Each line of the data that includes the string "screenshot" is to be copied out.

• RECORDS FOR PROCESSING:
····················

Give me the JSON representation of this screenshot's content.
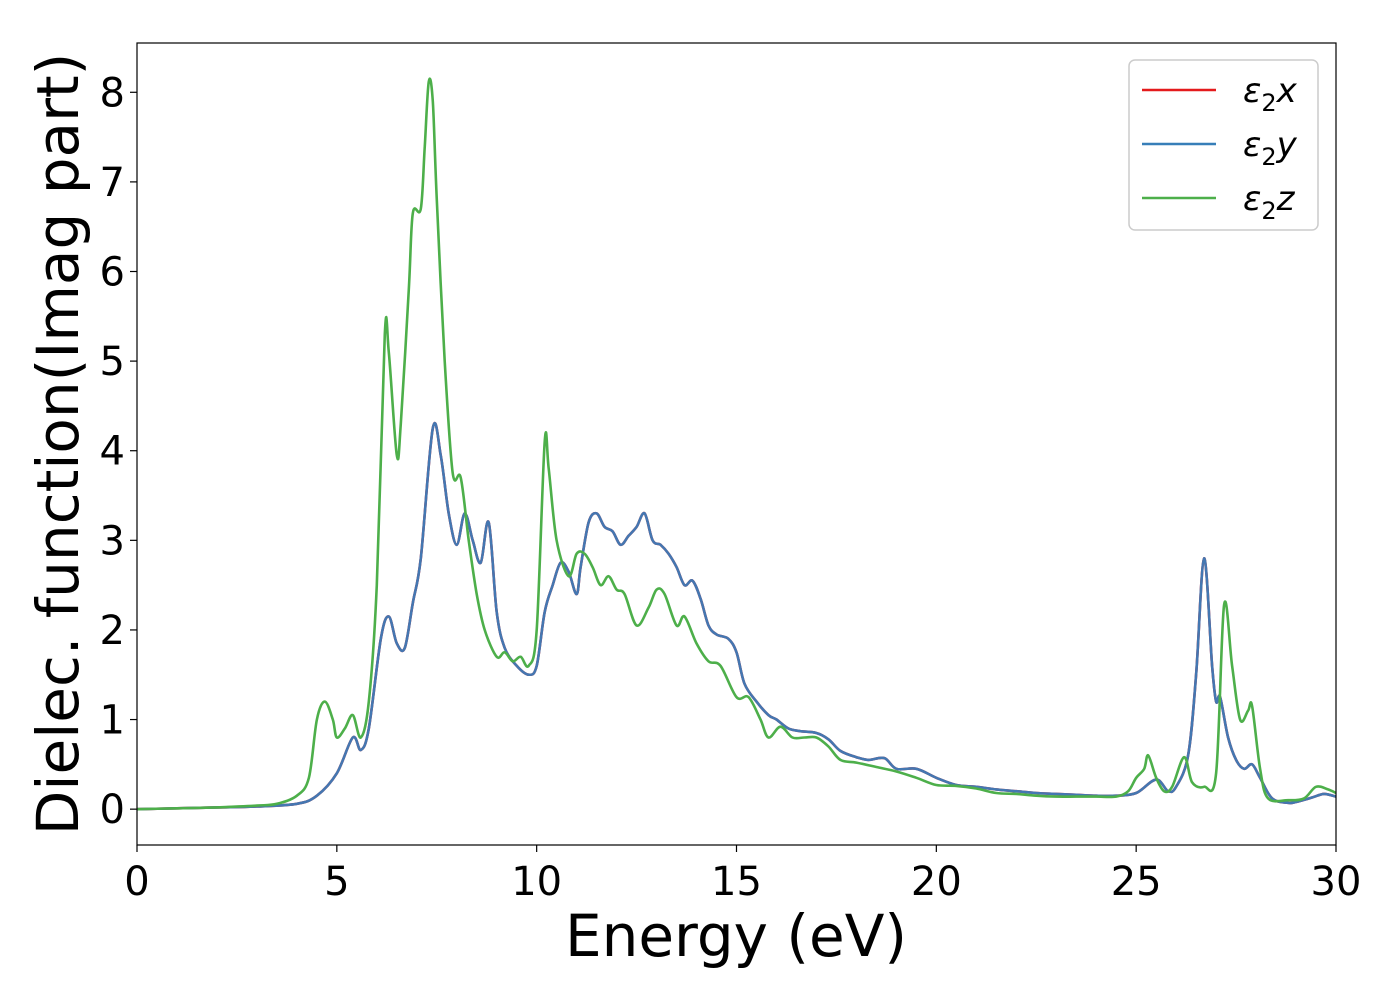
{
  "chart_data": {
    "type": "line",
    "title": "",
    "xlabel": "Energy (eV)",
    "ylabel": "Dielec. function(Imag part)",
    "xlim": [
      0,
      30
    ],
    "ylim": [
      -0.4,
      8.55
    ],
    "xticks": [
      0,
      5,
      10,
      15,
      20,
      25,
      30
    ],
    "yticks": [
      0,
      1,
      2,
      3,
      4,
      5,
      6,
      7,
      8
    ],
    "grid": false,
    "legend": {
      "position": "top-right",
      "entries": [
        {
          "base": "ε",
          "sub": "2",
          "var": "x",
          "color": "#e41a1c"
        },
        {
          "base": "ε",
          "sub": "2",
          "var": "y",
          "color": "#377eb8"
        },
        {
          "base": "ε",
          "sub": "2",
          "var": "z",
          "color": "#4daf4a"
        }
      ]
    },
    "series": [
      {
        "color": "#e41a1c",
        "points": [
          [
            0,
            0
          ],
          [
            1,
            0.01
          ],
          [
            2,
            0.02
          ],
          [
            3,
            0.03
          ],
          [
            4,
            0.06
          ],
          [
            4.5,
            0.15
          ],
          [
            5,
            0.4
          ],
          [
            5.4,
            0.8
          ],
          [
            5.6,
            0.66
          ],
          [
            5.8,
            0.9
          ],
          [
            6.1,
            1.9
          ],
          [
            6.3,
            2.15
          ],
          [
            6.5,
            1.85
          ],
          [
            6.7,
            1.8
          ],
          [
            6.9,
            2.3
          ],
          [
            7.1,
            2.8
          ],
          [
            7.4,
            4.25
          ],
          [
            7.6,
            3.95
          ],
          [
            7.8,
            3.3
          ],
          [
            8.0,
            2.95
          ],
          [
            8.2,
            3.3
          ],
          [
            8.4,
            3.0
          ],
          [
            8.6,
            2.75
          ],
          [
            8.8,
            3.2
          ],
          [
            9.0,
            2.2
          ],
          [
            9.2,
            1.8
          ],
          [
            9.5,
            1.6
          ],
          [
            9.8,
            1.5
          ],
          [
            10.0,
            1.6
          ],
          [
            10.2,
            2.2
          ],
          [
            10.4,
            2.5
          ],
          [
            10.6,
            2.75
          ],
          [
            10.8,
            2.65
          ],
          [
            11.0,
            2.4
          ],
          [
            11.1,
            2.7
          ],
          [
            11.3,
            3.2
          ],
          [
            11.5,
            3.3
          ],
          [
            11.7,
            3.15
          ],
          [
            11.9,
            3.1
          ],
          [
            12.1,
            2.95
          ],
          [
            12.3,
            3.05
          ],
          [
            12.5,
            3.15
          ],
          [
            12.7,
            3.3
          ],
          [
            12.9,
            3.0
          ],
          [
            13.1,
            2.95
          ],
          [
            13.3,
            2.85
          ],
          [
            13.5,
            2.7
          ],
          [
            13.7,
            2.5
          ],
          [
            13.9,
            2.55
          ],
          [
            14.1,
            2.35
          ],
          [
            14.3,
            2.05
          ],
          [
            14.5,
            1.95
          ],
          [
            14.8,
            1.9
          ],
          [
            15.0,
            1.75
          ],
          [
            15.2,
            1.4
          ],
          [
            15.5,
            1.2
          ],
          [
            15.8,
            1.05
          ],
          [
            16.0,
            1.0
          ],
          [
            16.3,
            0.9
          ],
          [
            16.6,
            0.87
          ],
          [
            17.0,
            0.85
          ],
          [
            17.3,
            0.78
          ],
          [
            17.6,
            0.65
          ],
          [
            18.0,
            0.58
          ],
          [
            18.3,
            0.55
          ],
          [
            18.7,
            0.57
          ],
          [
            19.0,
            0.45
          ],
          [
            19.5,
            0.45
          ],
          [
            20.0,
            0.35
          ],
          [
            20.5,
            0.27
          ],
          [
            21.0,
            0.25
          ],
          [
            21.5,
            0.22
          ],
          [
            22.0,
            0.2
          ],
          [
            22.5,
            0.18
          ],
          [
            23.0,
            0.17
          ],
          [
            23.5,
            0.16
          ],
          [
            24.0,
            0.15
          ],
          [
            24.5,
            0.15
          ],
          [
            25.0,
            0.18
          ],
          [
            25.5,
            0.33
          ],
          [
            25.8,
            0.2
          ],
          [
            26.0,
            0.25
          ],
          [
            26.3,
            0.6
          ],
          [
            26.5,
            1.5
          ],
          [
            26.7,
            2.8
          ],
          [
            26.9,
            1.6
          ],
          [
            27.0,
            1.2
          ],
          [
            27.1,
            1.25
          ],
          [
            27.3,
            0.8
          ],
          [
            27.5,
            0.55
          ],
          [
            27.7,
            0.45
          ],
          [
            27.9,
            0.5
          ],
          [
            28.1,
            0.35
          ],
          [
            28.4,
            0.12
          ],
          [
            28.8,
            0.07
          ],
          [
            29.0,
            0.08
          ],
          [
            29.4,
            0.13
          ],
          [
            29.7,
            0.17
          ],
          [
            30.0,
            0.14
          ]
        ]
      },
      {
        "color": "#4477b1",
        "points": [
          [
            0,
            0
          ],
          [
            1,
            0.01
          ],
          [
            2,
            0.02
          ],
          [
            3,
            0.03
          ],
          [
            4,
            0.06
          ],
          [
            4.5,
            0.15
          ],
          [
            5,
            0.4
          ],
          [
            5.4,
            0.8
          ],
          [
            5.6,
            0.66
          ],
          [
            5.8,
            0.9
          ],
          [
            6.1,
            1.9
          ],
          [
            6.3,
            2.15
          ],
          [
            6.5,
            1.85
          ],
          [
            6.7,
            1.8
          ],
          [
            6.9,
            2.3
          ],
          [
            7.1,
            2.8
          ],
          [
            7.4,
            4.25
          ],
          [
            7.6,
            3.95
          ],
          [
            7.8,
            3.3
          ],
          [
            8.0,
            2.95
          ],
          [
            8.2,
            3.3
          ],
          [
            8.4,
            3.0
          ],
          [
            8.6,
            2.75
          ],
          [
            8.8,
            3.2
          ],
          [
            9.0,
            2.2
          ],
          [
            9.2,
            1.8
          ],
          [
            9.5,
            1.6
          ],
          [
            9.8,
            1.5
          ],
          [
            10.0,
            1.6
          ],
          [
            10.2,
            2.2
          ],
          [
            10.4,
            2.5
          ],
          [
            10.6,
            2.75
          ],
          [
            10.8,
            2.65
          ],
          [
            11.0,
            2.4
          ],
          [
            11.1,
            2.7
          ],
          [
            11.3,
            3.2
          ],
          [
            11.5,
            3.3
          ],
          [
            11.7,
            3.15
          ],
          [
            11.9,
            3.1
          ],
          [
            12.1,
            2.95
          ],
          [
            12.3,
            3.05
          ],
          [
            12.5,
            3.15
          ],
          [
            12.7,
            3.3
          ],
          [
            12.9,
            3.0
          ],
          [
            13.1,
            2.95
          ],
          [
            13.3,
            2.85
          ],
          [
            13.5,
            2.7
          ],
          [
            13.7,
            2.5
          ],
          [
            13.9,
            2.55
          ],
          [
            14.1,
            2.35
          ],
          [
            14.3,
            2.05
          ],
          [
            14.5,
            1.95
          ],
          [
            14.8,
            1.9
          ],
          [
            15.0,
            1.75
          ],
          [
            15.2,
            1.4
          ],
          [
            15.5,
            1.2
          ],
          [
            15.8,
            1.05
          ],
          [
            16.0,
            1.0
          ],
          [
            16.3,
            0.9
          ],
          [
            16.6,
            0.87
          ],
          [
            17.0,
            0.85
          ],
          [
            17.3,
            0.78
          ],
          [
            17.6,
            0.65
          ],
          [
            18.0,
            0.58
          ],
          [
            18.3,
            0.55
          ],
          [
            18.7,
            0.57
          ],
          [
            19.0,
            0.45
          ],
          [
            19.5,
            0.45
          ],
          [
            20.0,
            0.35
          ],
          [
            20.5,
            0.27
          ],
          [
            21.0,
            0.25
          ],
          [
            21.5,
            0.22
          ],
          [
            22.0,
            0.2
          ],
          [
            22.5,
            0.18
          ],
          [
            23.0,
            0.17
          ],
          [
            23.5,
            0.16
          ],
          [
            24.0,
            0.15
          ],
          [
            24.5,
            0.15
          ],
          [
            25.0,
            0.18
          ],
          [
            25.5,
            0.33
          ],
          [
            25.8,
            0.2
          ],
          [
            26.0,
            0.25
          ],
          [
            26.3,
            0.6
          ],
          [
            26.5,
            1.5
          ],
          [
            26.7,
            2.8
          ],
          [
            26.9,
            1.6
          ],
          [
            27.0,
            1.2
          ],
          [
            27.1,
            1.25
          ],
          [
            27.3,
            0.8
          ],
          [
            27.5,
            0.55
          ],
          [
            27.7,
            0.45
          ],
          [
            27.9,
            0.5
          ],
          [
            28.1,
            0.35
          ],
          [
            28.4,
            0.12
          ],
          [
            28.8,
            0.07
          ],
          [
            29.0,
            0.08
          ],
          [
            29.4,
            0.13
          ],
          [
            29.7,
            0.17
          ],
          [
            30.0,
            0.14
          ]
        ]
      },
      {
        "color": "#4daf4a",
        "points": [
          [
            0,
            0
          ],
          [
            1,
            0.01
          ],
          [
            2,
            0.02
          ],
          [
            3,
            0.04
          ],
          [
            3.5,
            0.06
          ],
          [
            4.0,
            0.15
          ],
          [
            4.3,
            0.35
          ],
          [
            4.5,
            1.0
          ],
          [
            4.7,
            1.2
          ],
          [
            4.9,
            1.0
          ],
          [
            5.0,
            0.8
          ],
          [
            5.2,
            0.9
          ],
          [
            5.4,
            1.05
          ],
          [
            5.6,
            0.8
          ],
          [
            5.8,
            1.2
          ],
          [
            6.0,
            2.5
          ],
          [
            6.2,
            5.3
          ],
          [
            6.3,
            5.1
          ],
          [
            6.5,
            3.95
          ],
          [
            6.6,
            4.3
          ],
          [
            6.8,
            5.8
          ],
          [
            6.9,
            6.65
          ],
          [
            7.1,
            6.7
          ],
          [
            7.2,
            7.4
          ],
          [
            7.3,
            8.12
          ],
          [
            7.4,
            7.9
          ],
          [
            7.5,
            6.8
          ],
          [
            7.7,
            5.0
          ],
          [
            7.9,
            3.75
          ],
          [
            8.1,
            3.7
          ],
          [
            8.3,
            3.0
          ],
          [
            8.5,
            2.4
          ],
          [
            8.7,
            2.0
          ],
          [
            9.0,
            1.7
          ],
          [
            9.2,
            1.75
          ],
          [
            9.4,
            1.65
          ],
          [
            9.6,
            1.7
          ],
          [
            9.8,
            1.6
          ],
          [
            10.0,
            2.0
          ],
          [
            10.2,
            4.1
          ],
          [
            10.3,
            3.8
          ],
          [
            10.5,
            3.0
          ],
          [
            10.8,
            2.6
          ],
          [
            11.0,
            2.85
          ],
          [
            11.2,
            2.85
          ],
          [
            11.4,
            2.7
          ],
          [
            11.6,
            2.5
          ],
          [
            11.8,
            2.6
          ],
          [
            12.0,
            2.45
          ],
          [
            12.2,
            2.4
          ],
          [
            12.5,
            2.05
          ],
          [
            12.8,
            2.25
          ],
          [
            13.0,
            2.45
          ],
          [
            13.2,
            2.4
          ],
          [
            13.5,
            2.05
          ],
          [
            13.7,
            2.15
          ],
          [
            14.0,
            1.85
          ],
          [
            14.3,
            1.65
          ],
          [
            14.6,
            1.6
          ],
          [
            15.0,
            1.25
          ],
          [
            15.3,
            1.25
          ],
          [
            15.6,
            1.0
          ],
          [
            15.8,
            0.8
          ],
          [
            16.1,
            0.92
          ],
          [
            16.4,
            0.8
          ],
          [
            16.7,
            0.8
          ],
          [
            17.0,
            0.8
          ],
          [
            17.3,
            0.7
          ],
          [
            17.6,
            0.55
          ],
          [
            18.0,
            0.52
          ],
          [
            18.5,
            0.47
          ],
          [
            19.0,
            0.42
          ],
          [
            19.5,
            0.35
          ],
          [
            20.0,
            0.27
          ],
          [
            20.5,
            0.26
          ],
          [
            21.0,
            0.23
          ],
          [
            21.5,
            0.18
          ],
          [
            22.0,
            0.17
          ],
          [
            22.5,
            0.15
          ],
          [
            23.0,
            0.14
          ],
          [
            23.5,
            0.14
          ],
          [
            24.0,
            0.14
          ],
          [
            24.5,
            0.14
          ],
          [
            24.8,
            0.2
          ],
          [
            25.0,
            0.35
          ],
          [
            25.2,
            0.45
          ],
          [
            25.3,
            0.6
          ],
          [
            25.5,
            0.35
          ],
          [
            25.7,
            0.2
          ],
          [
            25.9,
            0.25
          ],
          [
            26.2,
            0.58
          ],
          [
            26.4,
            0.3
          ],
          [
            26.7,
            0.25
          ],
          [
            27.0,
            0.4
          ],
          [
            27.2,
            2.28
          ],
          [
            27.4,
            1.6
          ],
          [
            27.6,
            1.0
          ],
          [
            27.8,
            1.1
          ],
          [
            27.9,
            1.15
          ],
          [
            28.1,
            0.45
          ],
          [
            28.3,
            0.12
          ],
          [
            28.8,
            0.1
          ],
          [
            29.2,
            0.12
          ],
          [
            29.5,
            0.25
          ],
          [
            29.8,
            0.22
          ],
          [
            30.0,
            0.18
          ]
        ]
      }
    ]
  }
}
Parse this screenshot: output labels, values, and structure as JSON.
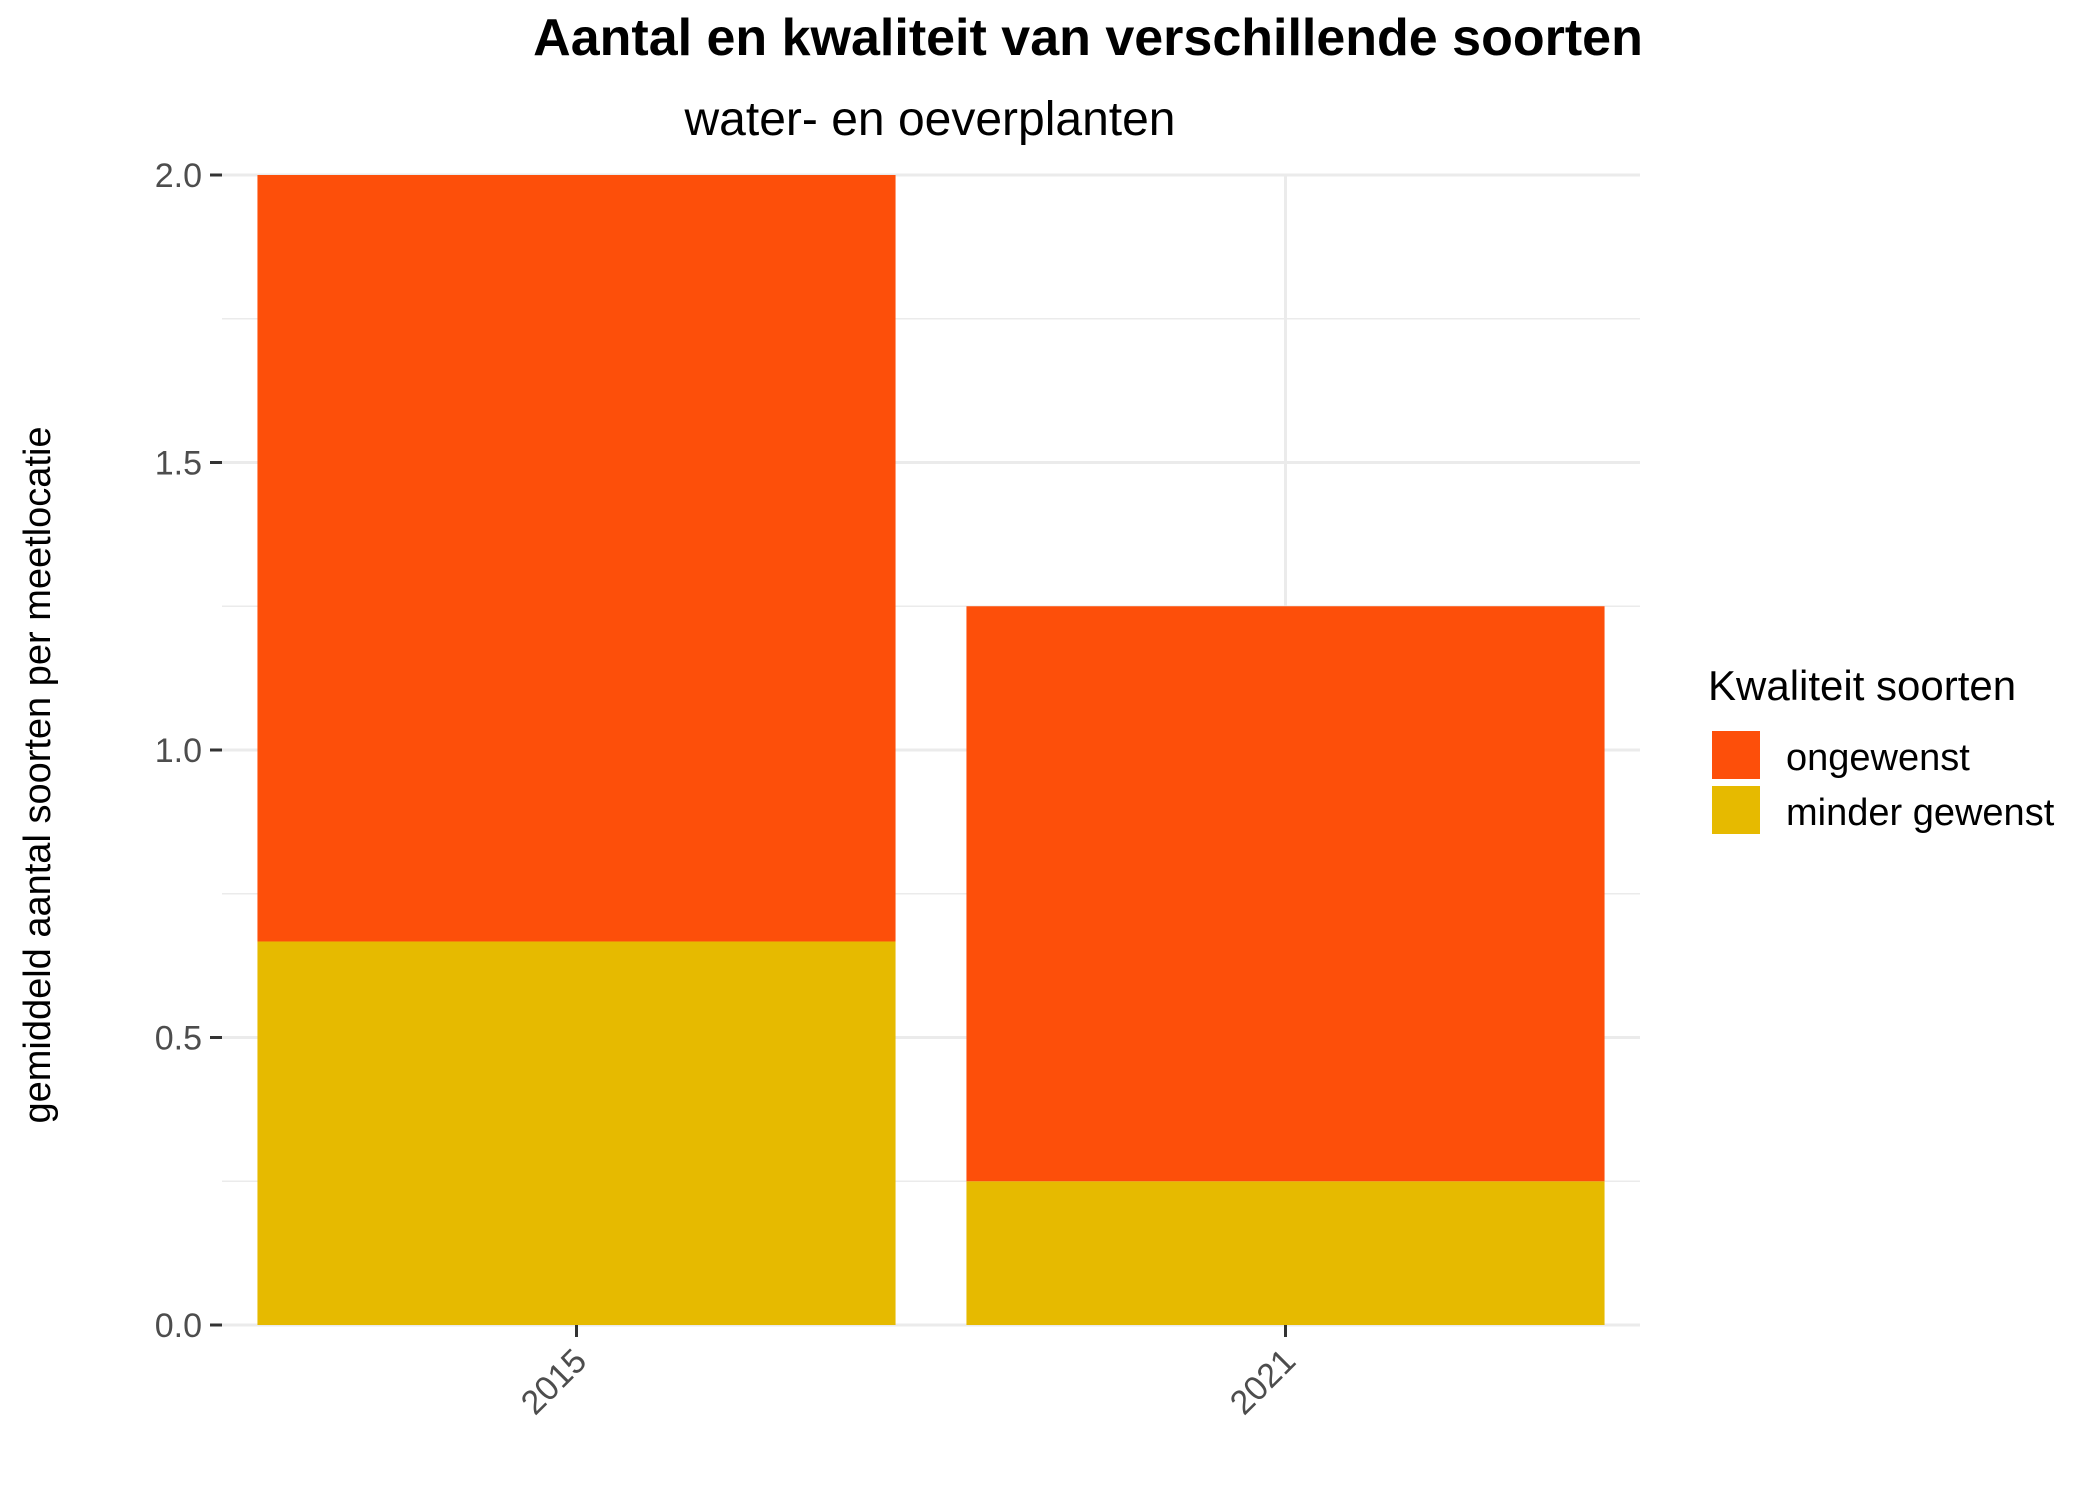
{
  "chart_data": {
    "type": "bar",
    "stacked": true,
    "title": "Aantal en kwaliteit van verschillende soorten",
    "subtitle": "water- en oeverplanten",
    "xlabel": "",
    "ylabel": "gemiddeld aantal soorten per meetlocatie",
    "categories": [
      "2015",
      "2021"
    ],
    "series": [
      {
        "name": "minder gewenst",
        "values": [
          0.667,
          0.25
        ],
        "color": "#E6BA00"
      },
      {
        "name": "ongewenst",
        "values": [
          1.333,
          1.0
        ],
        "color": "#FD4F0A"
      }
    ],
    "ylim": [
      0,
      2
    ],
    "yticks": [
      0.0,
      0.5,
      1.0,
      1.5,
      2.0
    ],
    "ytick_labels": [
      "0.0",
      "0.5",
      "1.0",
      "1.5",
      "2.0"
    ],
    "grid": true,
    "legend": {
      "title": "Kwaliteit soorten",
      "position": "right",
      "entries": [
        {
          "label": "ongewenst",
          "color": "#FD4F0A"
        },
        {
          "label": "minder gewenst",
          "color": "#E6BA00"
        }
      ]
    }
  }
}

····················

• RESPONSE BELOW:
Give me the JSON representation of this screenshot's content.
Parse this screenshot: output labels, values, and structure as JSON.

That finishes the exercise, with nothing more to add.